_What to work on:_ Transcribe each line of the records below exactly, excluding any embedded images.

+===+

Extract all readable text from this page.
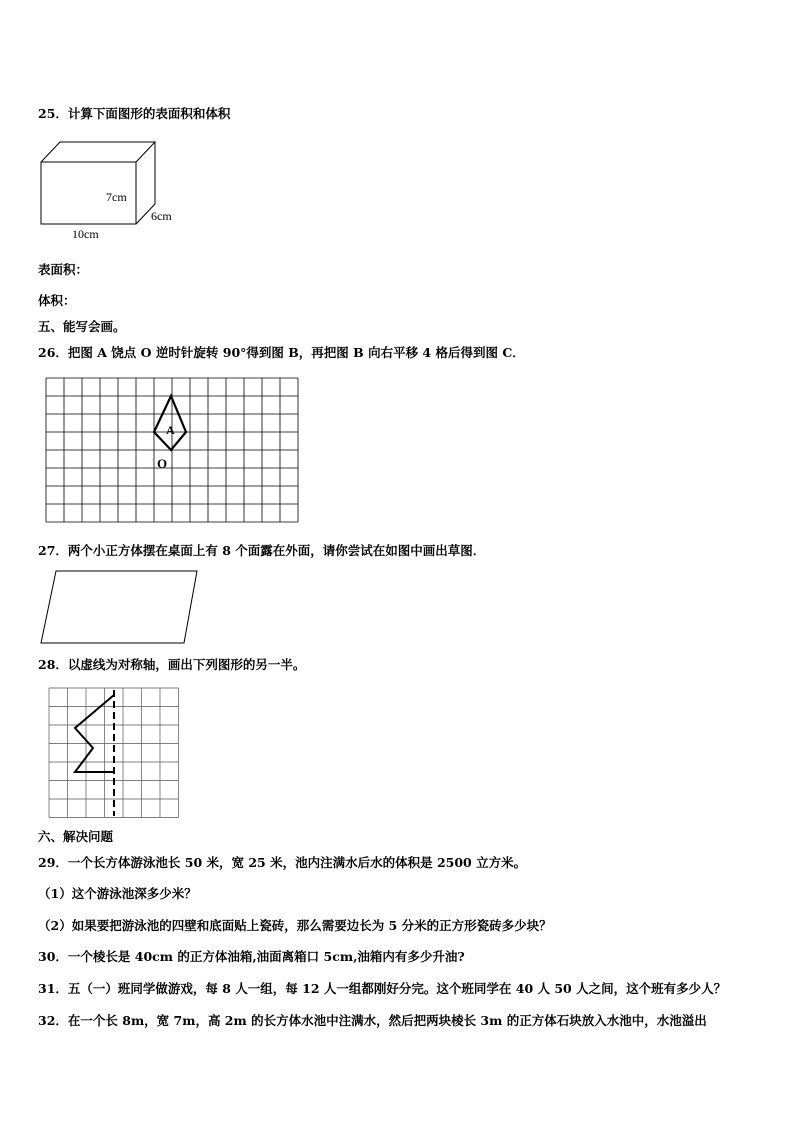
25．计算下面图形的表面积和体积
7cm
6cm
10cm
表面积：
体积：
五、能写会画。
26．把图 A 饶点 O 逆时针旋转 90°得到图 B，再把图 B 向右平移 4 格后得到图 C．
A
O
27．两个小正方体摆在桌面上有 8 个面露在外面，请你尝试在如图中画出草图．
28．以虚线为对称轴，画出下列图形的另一半。
六、解决问题
29．一个长方体游泳池长 50 米，宽 25 米，池内注满水后水的体积是 2500 立方米。
（1）这个游泳池深多少米？
（2）如果要把游泳池的四壁和底面贴上瓷砖，那么需要边长为 5 分米的正方形瓷砖多少块？
30．一个棱长是 40cm 的正方体油箱,油面离箱口 5cm,油箱内有多少升油?
31．五（一）班同学做游戏，每 8 人一组，每 12 人一组都刚好分完。这个班同学在 40 人 50 人之间，这个班有多少人？
32．在一个长 8m，宽 7m，高 2m 的长方体水池中注满水，然后把两块棱长 3m 的正方体石块放入水池中，水池溢出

+===+

_Output for this task:_
Extract all readable text from this page.
25．计算下面图形的表面积和体积
7cm
6cm
10cm
表面积：
体积：
五、能写会画。
26．把图 A 饶点 O 逆时针旋转 90°得到图 B，再把图 B 向右平移 4 格后得到图 C．
A
O
27．两个小正方体摆在桌面上有 8 个面露在外面，请你尝试在如图中画出草图．
28．以虚线为对称轴，画出下列图形的另一半。
六、解决问题
29．一个长方体游泳池长 50 米，宽 25 米，池内注满水后水的体积是 2500 立方米。
（1）这个游泳池深多少米？
（2）如果要把游泳池的四壁和底面贴上瓷砖，那么需要边长为 5 分米的正方形瓷砖多少块？
30．一个棱长是 40cm 的正方体油箱,油面离箱口 5cm,油箱内有多少升油?
31．五（一）班同学做游戏，每 8 人一组，每 12 人一组都刚好分完。这个班同学在 40 人 50 人之间，这个班有多少人？
32．在一个长 8m，宽 7m，高 2m 的长方体水池中注满水，然后把两块棱长 3m 的正方体石块放入水池中，水池溢出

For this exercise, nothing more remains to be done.